The share of new diesels as a proportion of sales in Western Europe plunged to just 13.4% in September, while BEVs hit a record high last month at 15.3%. By comparison, in the U.S. support for zero-emission cars is merely a fraction of that, with last year’s share at below 2% despite being Tesla’s home turf.
Carrot and stick
The soon-to-be-Texas–based carmaker is a major reason why BEVs performed so well in Europe. For one, Tesla typically enjoys a strong finish in the final month of each quarter owing to its logistical strategy, and September was no exception. Moreover imports of the Model Y from Tesla’s China plant made land in August for the first time, meaning the midsize crossover just enjoyed its first full 30-day period of sales in Europe.
“Just in time for the first customers of the Model 3 to renew their three-year lease with a brand new Model Y,” Schmidt added.
A key underlying factor behind the increasing penetration of battery electric vehicles is the threat of stiff fines from Brussels. This has turbocharged sales of BEV models, which accounted for just 1.9% of the EU new-car market in 2019, prior to the introduction of mandatory targets only reachable with electrification.
Recognizing that automakers struggle to make a new technology both affordable and profitable on their own, governments have stepped in with subsidies to help bridge the still daunting price premium over conventional ICEs. In Germany, for example, policymakers knock €6,000 off the cost of any BEV model with an official list price excluding VAT below €40,000 ($46,200).
Finally, automakers are increasingly abandoning diesel engines in volume-heavy segments like subcompact hatchbacks, where the cost of adding new catalytic converters to clean up hazardous tailpipe pollutants can become prohibitively expensive.
Some sales are also shifting toward mild hybrids, where a 48-volt electrical system is added to the ICE powertrain to reduce CO2 emissions. They are far from zero-emission cars, but fall into a kind of classification limbo that are not counted as traditional-diesel sales.
“The migration to mild hybrid electric vehicles is likely to see them take up a large chunk of ICEs going forward,” Schmidt explained.

[Dataset excerpts]
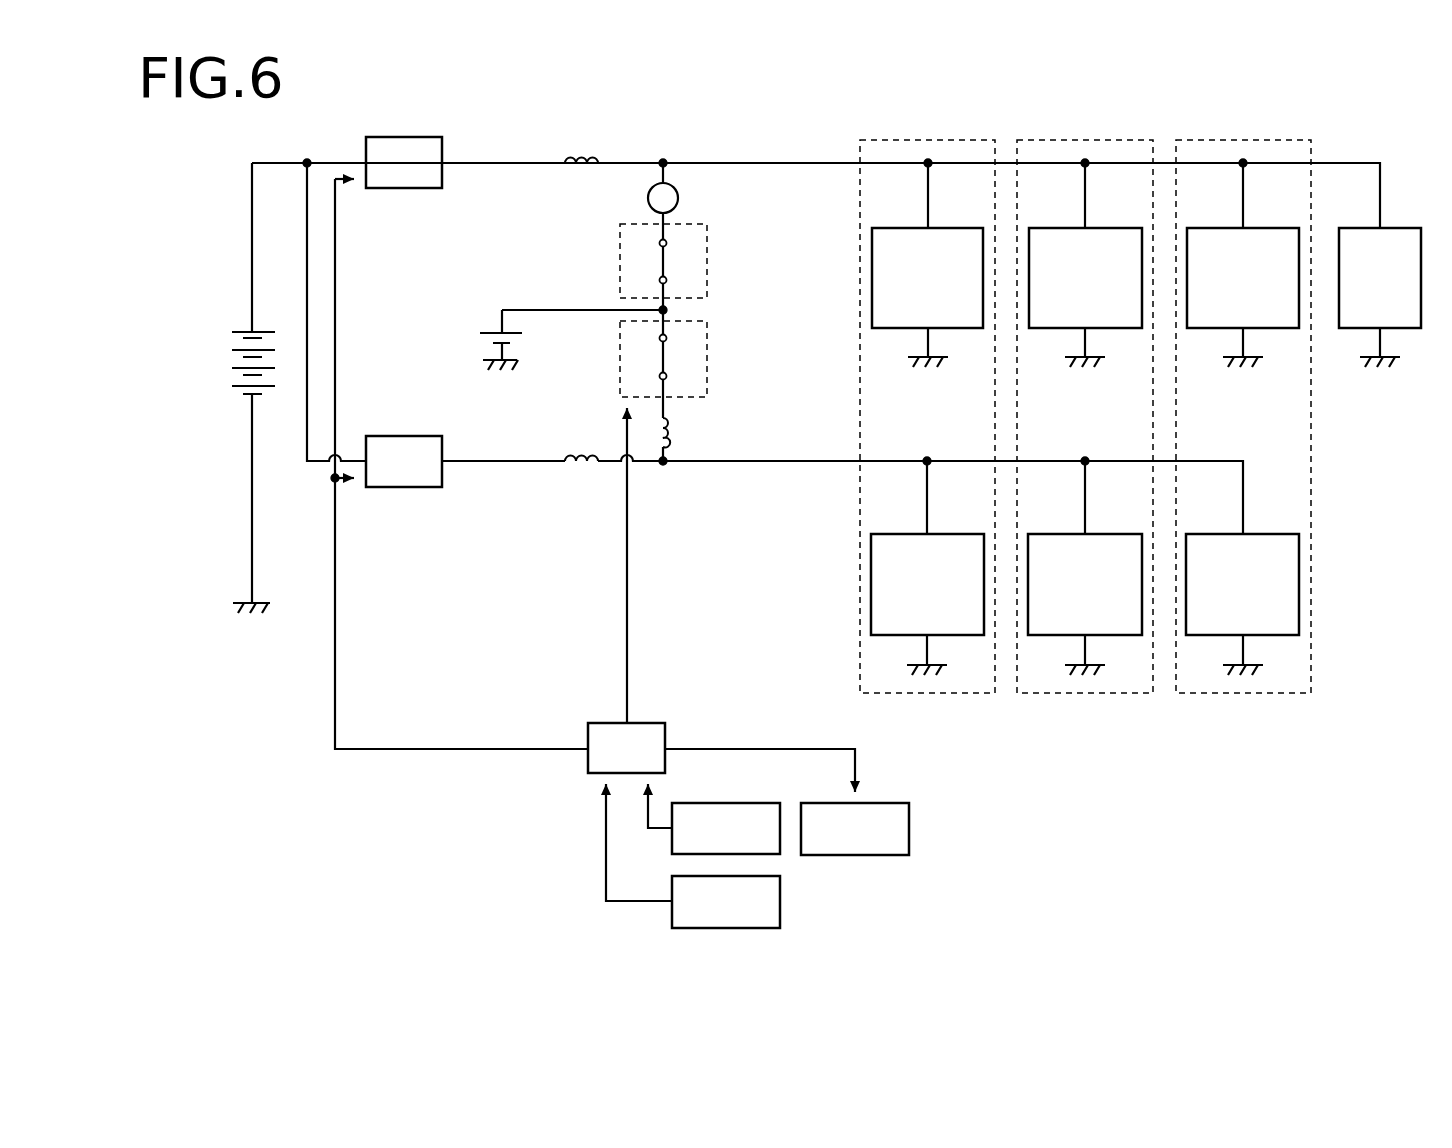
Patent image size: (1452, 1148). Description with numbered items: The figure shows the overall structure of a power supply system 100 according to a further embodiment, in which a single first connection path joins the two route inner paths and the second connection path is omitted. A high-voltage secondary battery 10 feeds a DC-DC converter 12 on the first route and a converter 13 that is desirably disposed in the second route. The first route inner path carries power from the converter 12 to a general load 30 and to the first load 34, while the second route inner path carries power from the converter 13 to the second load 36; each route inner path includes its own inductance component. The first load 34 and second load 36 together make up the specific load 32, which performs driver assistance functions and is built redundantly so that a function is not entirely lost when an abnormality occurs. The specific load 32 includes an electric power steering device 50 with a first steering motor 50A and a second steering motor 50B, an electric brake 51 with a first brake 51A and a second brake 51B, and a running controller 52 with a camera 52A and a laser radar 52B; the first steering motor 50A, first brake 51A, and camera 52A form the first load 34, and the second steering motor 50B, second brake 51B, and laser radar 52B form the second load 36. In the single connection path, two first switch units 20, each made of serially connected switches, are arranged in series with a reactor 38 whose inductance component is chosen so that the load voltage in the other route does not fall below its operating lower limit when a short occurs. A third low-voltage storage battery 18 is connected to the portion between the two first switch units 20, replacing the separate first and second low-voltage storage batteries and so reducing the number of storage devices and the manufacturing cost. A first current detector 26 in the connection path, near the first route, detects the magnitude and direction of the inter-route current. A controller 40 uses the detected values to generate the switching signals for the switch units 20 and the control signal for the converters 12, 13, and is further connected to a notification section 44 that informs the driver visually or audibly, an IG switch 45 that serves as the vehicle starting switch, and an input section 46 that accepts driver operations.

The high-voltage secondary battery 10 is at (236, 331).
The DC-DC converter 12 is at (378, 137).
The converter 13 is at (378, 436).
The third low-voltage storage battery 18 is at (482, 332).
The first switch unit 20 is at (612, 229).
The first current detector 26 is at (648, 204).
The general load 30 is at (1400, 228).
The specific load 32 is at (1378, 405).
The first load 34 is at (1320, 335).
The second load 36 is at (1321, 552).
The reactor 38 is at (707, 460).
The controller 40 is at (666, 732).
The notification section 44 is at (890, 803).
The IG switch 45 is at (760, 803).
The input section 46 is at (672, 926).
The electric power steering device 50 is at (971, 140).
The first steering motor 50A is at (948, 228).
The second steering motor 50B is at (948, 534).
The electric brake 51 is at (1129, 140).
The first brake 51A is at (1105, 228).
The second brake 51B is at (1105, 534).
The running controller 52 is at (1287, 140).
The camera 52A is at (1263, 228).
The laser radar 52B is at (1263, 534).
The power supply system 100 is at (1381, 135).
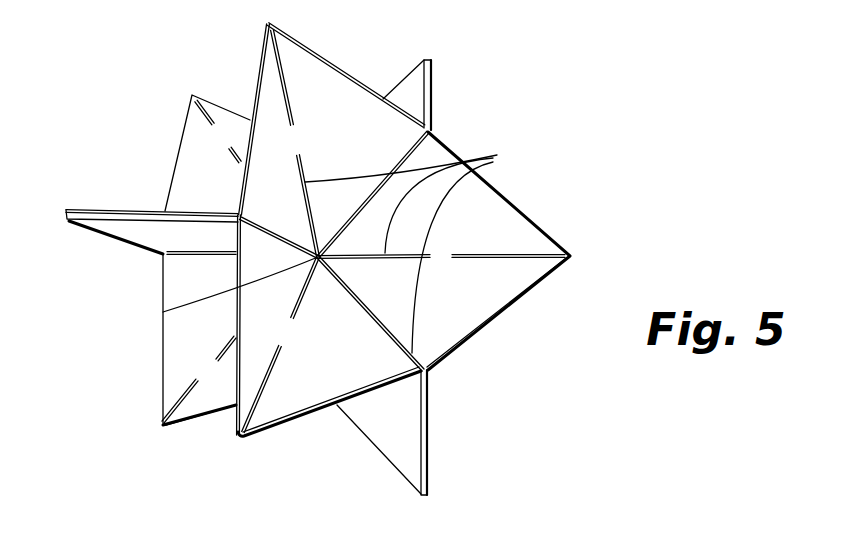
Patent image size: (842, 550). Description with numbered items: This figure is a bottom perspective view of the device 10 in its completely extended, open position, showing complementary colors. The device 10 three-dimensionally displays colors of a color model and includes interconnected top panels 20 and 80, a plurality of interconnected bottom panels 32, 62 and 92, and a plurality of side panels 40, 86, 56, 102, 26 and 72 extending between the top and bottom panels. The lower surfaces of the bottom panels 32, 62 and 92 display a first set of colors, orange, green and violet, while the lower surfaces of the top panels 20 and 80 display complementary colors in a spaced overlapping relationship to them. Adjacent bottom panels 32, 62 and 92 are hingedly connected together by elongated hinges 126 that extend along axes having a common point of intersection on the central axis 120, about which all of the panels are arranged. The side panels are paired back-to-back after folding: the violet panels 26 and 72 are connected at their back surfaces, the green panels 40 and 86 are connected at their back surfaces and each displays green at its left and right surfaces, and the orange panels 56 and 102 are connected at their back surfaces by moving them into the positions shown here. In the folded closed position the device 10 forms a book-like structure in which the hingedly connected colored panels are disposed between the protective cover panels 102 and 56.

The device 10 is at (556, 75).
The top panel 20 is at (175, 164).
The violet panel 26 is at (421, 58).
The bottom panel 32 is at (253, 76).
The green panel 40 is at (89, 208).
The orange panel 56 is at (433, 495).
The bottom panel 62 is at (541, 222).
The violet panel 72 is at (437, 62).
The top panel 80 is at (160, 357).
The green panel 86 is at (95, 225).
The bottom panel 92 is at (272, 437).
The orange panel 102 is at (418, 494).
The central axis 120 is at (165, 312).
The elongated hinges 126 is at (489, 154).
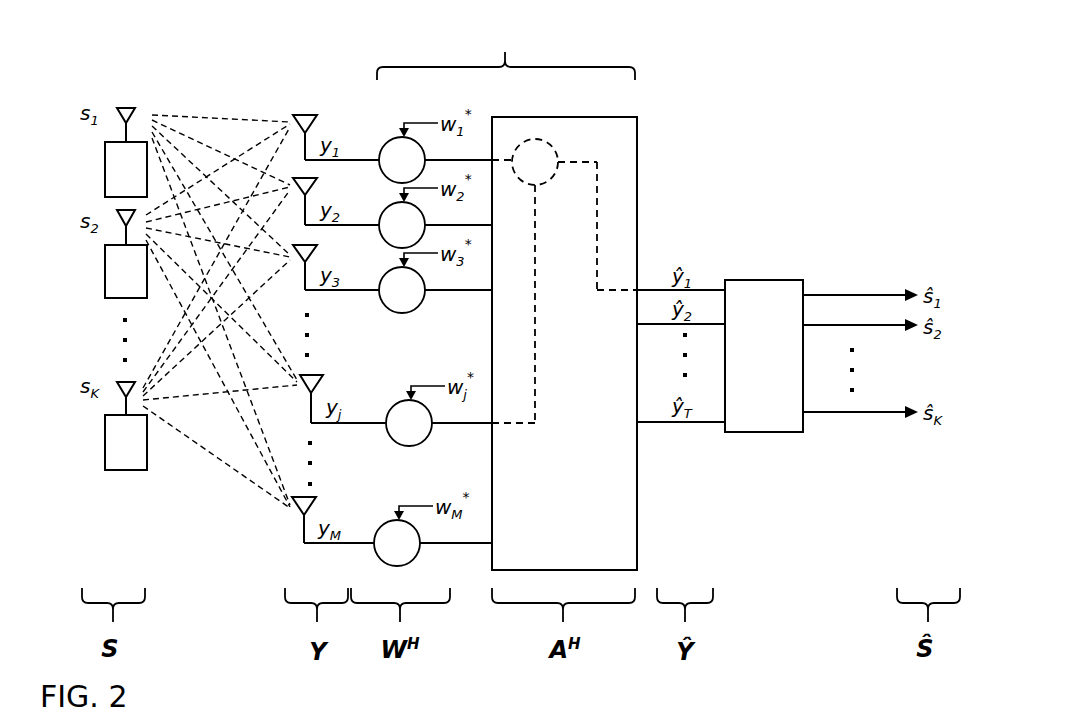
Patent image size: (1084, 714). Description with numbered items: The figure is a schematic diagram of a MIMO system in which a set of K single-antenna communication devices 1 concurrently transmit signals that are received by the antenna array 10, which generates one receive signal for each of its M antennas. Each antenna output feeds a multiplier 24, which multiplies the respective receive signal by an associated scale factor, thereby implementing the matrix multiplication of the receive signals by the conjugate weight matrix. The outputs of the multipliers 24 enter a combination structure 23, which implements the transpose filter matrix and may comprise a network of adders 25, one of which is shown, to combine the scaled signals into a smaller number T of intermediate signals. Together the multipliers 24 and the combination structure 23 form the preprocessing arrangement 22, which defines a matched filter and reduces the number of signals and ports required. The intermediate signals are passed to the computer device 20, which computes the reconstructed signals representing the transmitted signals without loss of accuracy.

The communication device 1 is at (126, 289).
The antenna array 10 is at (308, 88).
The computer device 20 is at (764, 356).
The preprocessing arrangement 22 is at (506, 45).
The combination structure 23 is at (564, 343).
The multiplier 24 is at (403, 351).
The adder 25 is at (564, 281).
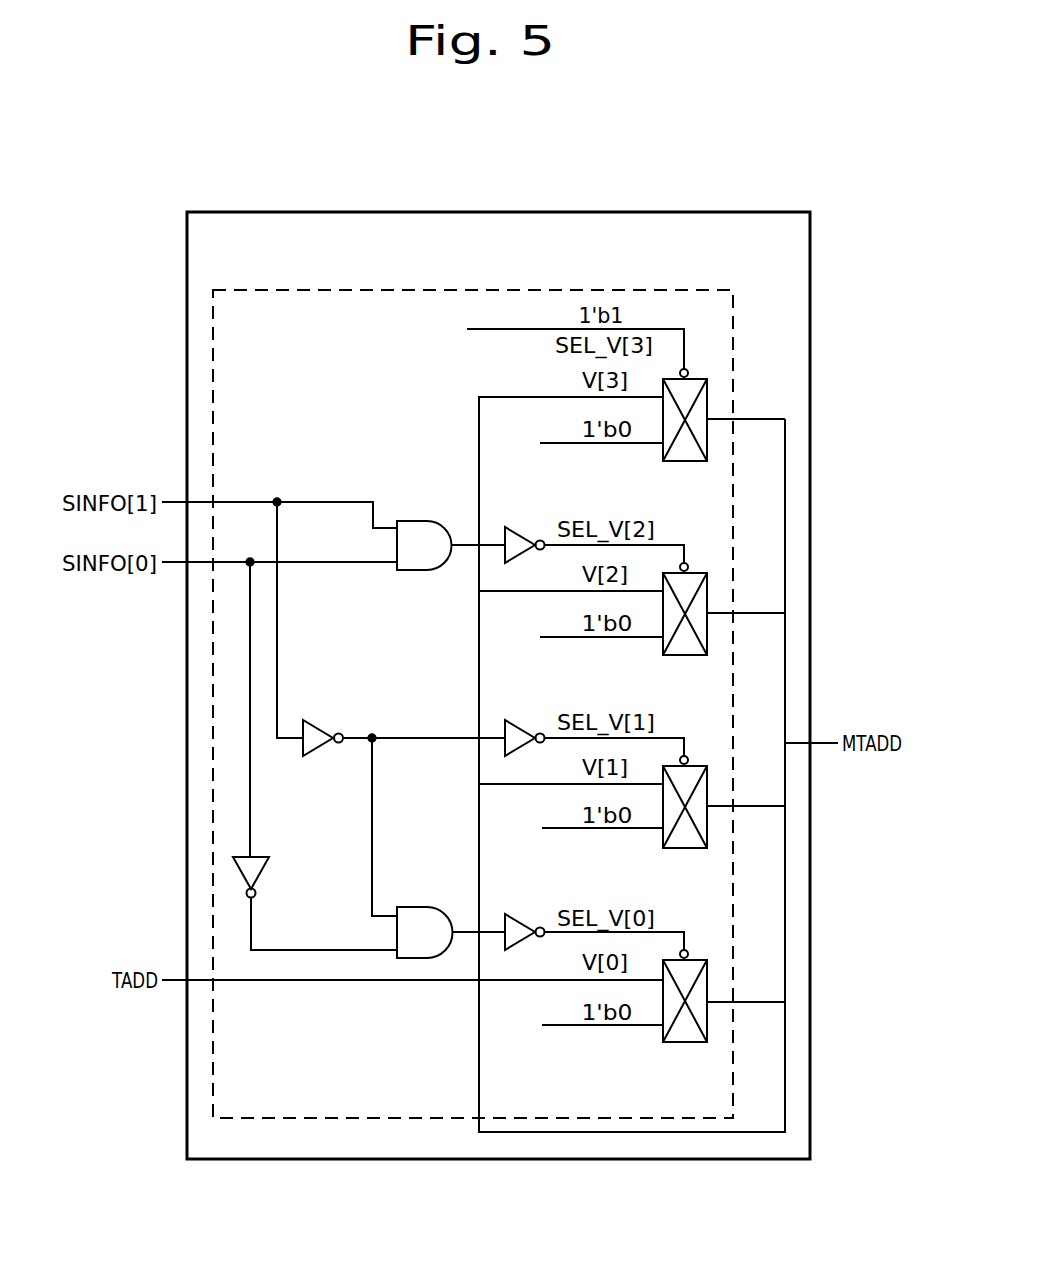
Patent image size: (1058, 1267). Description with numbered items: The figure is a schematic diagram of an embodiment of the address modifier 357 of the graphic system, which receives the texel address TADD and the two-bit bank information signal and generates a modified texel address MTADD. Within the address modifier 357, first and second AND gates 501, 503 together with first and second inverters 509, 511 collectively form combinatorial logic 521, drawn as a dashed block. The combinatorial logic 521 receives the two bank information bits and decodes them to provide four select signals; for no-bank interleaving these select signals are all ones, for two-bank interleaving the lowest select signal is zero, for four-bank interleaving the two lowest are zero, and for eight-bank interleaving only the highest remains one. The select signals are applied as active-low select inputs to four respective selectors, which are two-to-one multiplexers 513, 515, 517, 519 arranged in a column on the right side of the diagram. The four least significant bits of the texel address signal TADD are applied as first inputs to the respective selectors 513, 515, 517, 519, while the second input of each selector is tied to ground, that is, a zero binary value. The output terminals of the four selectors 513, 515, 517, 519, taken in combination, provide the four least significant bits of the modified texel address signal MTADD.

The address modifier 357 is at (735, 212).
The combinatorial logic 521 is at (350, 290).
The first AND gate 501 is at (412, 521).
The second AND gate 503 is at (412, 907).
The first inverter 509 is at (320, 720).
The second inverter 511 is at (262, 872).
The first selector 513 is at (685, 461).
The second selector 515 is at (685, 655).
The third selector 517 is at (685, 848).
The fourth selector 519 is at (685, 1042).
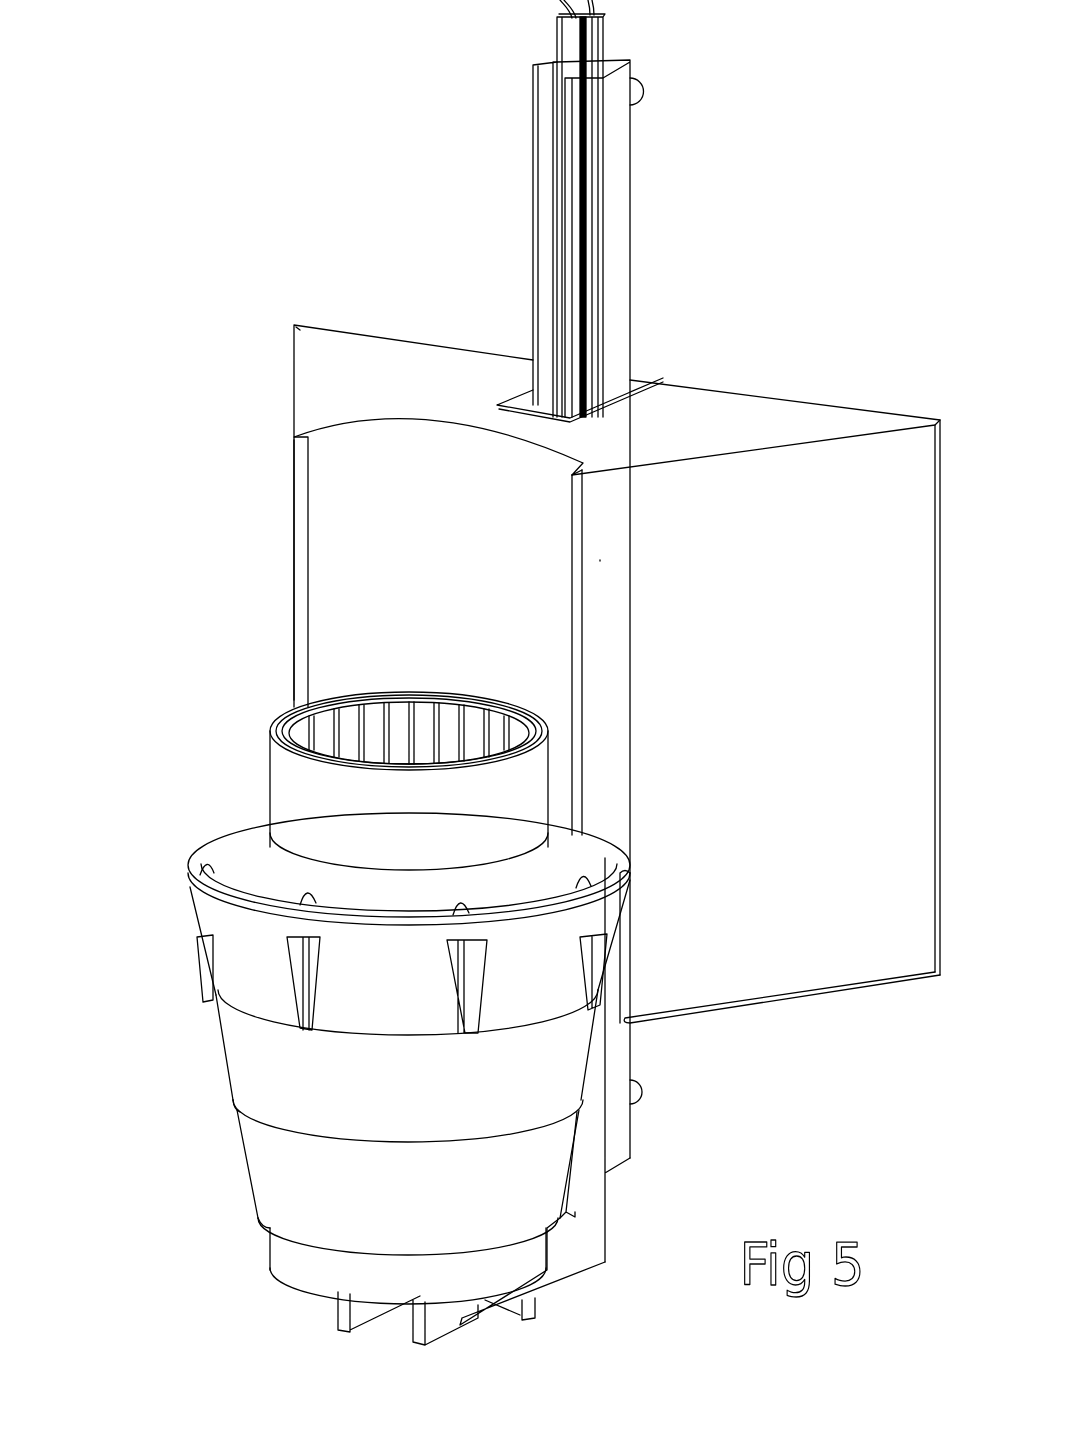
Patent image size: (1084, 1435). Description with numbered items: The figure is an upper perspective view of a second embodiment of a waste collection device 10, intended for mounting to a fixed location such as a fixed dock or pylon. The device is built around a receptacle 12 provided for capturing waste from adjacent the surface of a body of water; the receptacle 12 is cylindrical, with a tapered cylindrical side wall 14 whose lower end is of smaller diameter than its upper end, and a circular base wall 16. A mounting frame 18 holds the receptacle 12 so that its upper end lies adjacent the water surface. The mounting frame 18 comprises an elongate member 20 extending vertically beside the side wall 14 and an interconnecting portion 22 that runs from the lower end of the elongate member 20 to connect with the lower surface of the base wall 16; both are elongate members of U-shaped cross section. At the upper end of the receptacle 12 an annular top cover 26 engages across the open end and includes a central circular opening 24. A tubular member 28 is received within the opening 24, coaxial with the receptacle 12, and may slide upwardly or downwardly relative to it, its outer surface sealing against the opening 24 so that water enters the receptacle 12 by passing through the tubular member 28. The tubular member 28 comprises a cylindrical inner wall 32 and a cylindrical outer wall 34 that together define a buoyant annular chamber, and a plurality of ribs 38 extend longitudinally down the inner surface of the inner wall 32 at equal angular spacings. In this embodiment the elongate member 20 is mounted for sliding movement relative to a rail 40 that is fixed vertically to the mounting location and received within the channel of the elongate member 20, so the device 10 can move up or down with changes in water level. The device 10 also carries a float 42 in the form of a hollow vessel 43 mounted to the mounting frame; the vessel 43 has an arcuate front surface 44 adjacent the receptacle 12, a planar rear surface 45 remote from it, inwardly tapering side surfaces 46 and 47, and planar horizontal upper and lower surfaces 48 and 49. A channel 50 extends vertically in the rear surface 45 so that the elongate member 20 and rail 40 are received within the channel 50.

-- GIVEN PROBLEM 1 --
In the passage on European car sales, what share of new-car sales in Western Europe did new diesels account for in September?
-- GIVEN PROBLEM 2 --
Arrange the rows, everything from the line containing "Patent image size: (1084, 714)." down to the line containing "The adder 25 is at (564, 281).", as a JSON list of strings with one string per line and blank lines left out.

-- FULL SOLUTION 1 --
13.4%

-- FULL SOLUTION 2 --
[
  "Patent image size: (1084, 714). Description with numbered items: The figure is a schematic diagram of a MIMO system in which a set of K single-antenna communication devices 1 concurrently transmit signals that are received by the antenna array 10, which generates one receive signal for each of its M antennas. Each antenna output feeds a multiplier 24, which multiplies the respective receive signal by an associated scale factor, thereby implementing the matrix multiplication of the receive signals by the conjugate weight matrix. The outputs of the multipliers 24 enter a combination structure 23, which implements the transpose filter matrix and may comprise a network of adders 25, one of which is shown, to combine the scaled signals into a smaller number T of intermediate signals. Together the multipliers 24 and the combination structure 23 form the preprocessing arrangement 22, which defines a matched filter and reduces the number of signals and ports required. The intermediate signals are passed to the computer device 20, which computes the reconstructed signals representing the transmitted signals without loss of accuracy.",
  "The communication device 1 is at (126, 289).",
  "The antenna array 10 is at (308, 88).",
  "The computer device 20 is at (764, 356).",
  "The preprocessing arrangement 22 is at (506, 45).",
  "The combination structure 23 is at (564, 343).",
  "The multiplier 24 is at (403, 351).",
  "The adder 25 is at (564, 281)."
]